==== INPUT RECORDS

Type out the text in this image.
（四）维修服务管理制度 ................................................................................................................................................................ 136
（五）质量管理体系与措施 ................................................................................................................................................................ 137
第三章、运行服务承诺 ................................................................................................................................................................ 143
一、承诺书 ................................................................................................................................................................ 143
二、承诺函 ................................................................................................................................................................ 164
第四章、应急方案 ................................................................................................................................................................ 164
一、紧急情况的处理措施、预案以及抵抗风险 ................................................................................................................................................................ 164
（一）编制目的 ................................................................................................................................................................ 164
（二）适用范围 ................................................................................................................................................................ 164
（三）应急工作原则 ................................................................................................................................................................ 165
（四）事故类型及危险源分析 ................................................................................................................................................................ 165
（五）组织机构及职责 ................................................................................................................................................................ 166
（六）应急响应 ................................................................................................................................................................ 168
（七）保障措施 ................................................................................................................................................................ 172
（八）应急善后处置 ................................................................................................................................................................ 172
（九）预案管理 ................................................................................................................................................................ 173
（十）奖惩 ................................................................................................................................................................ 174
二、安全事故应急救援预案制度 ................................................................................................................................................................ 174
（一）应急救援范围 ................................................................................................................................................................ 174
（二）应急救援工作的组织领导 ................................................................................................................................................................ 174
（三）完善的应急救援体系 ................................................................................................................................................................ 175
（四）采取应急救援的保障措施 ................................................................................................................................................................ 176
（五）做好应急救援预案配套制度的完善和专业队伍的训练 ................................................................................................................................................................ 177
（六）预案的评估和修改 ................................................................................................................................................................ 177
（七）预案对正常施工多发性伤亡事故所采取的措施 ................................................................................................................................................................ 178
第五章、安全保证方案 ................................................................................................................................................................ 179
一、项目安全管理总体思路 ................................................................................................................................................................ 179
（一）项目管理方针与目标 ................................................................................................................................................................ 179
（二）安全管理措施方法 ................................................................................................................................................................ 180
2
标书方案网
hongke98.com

========

**CHALLENGE:** Extract all of the data above and output it character for character.

**WORKED ANSWER:**
Type out the text in this image.
（四）维修服务管理制度 ................................................................................................................................................................ 136
（五）质量管理体系与措施 ................................................................................................................................................................ 137
第三章、运行服务承诺 ................................................................................................................................................................ 143
一、承诺书 ................................................................................................................................................................ 143
二、承诺函 ................................................................................................................................................................ 164
第四章、应急方案 ................................................................................................................................................................ 164
一、紧急情况的处理措施、预案以及抵抗风险 ................................................................................................................................................................ 164
（一）编制目的 ................................................................................................................................................................ 164
（二）适用范围 ................................................................................................................................................................ 164
（三）应急工作原则 ................................................................................................................................................................ 165
（四）事故类型及危险源分析 ................................................................................................................................................................ 165
（五）组织机构及职责 ................................................................................................................................................................ 166
（六）应急响应 ................................................................................................................................................................ 168
（七）保障措施 ................................................................................................................................................................ 172
（八）应急善后处置 ................................................................................................................................................................ 172
（九）预案管理 ................................................................................................................................................................ 173
（十）奖惩 ................................................................................................................................................................ 174
二、安全事故应急救援预案制度 ................................................................................................................................................................ 174
（一）应急救援范围 ................................................................................................................................................................ 174
（二）应急救援工作的组织领导 ................................................................................................................................................................ 174
（三）完善的应急救援体系 ................................................................................................................................................................ 175
（四）采取应急救援的保障措施 ................................................................................................................................................................ 176
（五）做好应急救援预案配套制度的完善和专业队伍的训练 ................................................................................................................................................................ 177
（六）预案的评估和修改 ................................................................................................................................................................ 177
（七）预案对正常施工多发性伤亡事故所采取的措施 ................................................................................................................................................................ 178
第五章、安全保证方案 ................................................................................................................................................................ 179
一、项目安全管理总体思路 ................................................................................................................................................................ 179
（一）项目管理方针与目标 ................................................................................................................................................................ 179
（二）安全管理措施方法 ................................................................................................................................................................ 180
2
标书方案网
hongke98.com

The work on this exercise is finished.